Data shown
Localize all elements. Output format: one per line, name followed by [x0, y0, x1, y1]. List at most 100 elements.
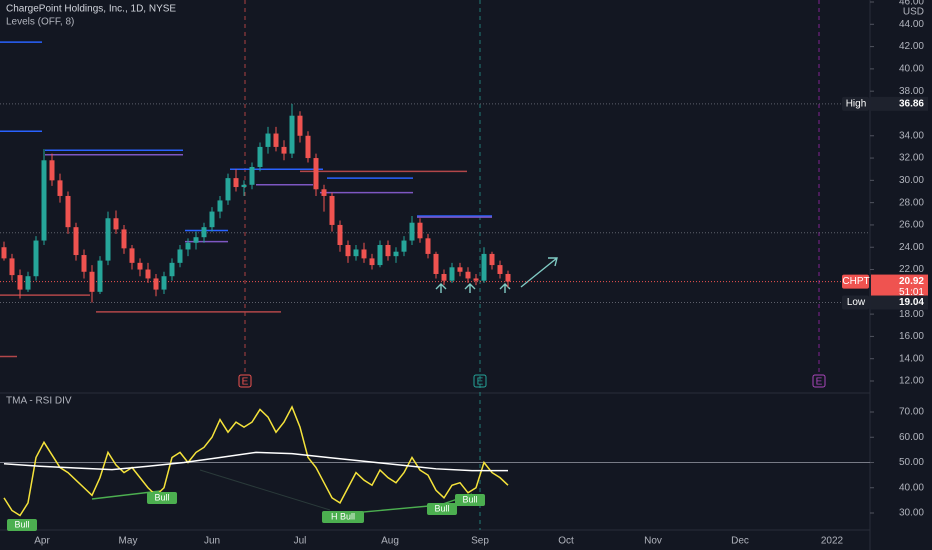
candle-body — [169, 262, 175, 277]
candle-body — [153, 278, 159, 290]
signal-label: H Bull — [331, 511, 355, 521]
candle-body — [377, 245, 383, 266]
badge-label-bg — [842, 274, 869, 289]
countdown: 51:01 — [899, 287, 924, 298]
candle-body — [473, 278, 479, 281]
badge-label-bg — [842, 295, 869, 310]
candle-body — [97, 260, 103, 292]
candle-body — [17, 275, 23, 290]
y-tick-label: 32.00 — [899, 153, 924, 164]
candle-body — [9, 258, 15, 276]
x-tick-label: Aug — [381, 536, 399, 547]
candle-body — [305, 135, 311, 159]
signal-label-bg — [7, 519, 37, 531]
signal-label: Bull — [462, 494, 477, 504]
earnings-marker-label: E — [242, 377, 249, 388]
indicator-line — [3, 405, 509, 517]
x-tick-label: Sep — [471, 536, 489, 547]
y-tick-label: 70.00 — [899, 407, 924, 418]
badge-label: CHPT — [842, 276, 869, 287]
candle-body — [257, 146, 263, 167]
candle-body — [121, 229, 127, 249]
indicator-title: TMA - RSI DIV — [6, 396, 72, 407]
y-tick-label: 24.00 — [899, 242, 924, 253]
candle-body — [449, 267, 455, 281]
candle-body — [1, 247, 7, 259]
earnings-marker[interactable] — [473, 374, 487, 388]
candle-body — [297, 115, 303, 136]
y-tick-label: 38.00 — [899, 86, 924, 97]
badge-bg — [871, 295, 928, 310]
y-tick-label: 16.00 — [899, 331, 924, 342]
signal-label: Bull — [14, 519, 29, 529]
candle-body — [289, 115, 295, 154]
candle-body — [73, 227, 79, 256]
indicator-line — [3, 451, 508, 472]
candle-body — [393, 251, 399, 257]
earnings-marker[interactable] — [238, 374, 252, 388]
y-tick-label: 30.00 — [899, 175, 924, 186]
y-tick-label: 34.00 — [899, 130, 924, 141]
candle-body — [273, 133, 279, 147]
candle-body — [41, 160, 47, 241]
candle-body — [281, 146, 287, 154]
candle-body — [497, 265, 503, 274]
earnings-marker[interactable] — [812, 374, 826, 388]
candle-body — [145, 269, 151, 279]
y-tick-label: 28.00 — [899, 197, 924, 208]
currency: USD — [903, 7, 924, 18]
signal-label-bg — [147, 492, 177, 504]
indicator-legend: Levels (OFF, 8) — [6, 17, 74, 28]
candle-body — [185, 242, 191, 250]
candle-body — [465, 271, 471, 279]
y-tick-label: 60.00 — [899, 432, 924, 443]
signal-label-bg — [455, 494, 485, 506]
badge-bg — [871, 96, 928, 111]
candle-body — [217, 200, 223, 212]
candle-body — [433, 253, 439, 274]
y-tick-label: 30.00 — [899, 508, 924, 519]
x-tick-label: Jul — [294, 536, 307, 547]
candle-body — [193, 237, 199, 243]
candle-body — [361, 249, 367, 259]
signal-label: Bull — [434, 503, 449, 513]
y-tick-label: 46.00 — [899, 0, 924, 8]
candle-body — [105, 218, 111, 261]
candle-body — [313, 158, 319, 190]
badge-label: Low — [847, 297, 866, 308]
divergence-line — [199, 469, 331, 511]
signal-label: Bull — [154, 492, 169, 502]
x-tick-label: May — [119, 536, 138, 547]
candle-body — [209, 211, 215, 228]
candle-body — [177, 249, 183, 263]
candle-body — [249, 166, 255, 185]
candle-body — [49, 160, 55, 181]
y-tick-label: 14.00 — [899, 353, 924, 364]
candle-body — [225, 178, 231, 201]
candle-body — [385, 245, 391, 257]
candle-body — [489, 253, 495, 266]
x-tick-label: Apr — [34, 536, 50, 547]
candle-body — [353, 249, 359, 257]
badge-value: 20.92 — [899, 276, 924, 287]
candle-body — [441, 273, 447, 281]
y-tick-label: 40.00 — [899, 64, 924, 75]
x-tick-label: Nov — [644, 536, 662, 547]
candle-body — [425, 238, 431, 254]
badge-value: 36.86 — [899, 99, 924, 110]
badge-label: High — [846, 99, 867, 110]
candle-body — [265, 133, 271, 147]
candle-body — [161, 276, 167, 290]
candle-body — [417, 222, 423, 239]
candle-body — [65, 195, 71, 228]
x-tick-label: Oct — [558, 536, 574, 547]
candle-body — [129, 248, 135, 263]
candle-body — [241, 184, 247, 188]
candle-body — [33, 240, 39, 277]
candle-body — [369, 258, 375, 266]
candle-body — [337, 224, 343, 246]
signal-label-bg — [427, 503, 457, 515]
candle-body — [457, 267, 463, 272]
candle-body — [345, 245, 351, 257]
y-tick-label: 26.00 — [899, 220, 924, 231]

Written problem
Please copy the part of the records that opens with the line containing "candle-body — [169, 262, 175, 277]" and closes with the line containing "candle-body — [497, 265, 503, 274]", keeping both of those lines and every character unchanged.

Task response
candle-body — [169, 262, 175, 277]
candle-body — [153, 278, 159, 290]
signal-label: H Bull — [331, 511, 355, 521]
candle-body — [377, 245, 383, 266]
badge-label-bg — [842, 274, 869, 289]
countdown: 51:01 — [899, 287, 924, 298]
candle-body — [473, 278, 479, 281]
badge-label-bg — [842, 295, 869, 310]
candle-body — [97, 260, 103, 292]
candle-body — [17, 275, 23, 290]
y-tick-label: 32.00 — [899, 153, 924, 164]
candle-body — [9, 258, 15, 276]
x-tick-label: Aug — [381, 536, 399, 547]
candle-body — [305, 135, 311, 159]
signal-label-bg — [7, 519, 37, 531]
signal-label: Bull — [462, 494, 477, 504]
earnings-marker-label: E — [242, 377, 249, 388]
indicator-line — [3, 405, 509, 517]
x-tick-label: Sep — [471, 536, 489, 547]
y-tick-label: 70.00 — [899, 407, 924, 418]
badge-label: CHPT — [842, 276, 869, 287]
candle-body — [257, 146, 263, 167]
candle-body — [121, 229, 127, 249]
indicator-title: TMA - RSI DIV — [6, 396, 72, 407]
y-tick-label: 24.00 — [899, 242, 924, 253]
candle-body — [449, 267, 455, 281]
candle-body — [1, 247, 7, 259]
earnings-marker[interactable] — [473, 374, 487, 388]
candle-body — [297, 115, 303, 136]
y-tick-label: 38.00 — [899, 86, 924, 97]
badge-bg — [871, 295, 928, 310]
y-tick-label: 16.00 — [899, 331, 924, 342]
signal-label: Bull — [14, 519, 29, 529]
candle-body — [289, 115, 295, 154]
candle-body — [73, 227, 79, 256]
indicator-line — [3, 451, 508, 472]
candle-body — [393, 251, 399, 257]
earnings-marker[interactable] — [238, 374, 252, 388]
y-tick-label: 30.00 — [899, 175, 924, 186]
y-tick-label: 34.00 — [899, 130, 924, 141]
candle-body — [273, 133, 279, 147]
candle-body — [41, 160, 47, 241]
candle-body — [281, 146, 287, 154]
candle-body — [497, 265, 503, 274]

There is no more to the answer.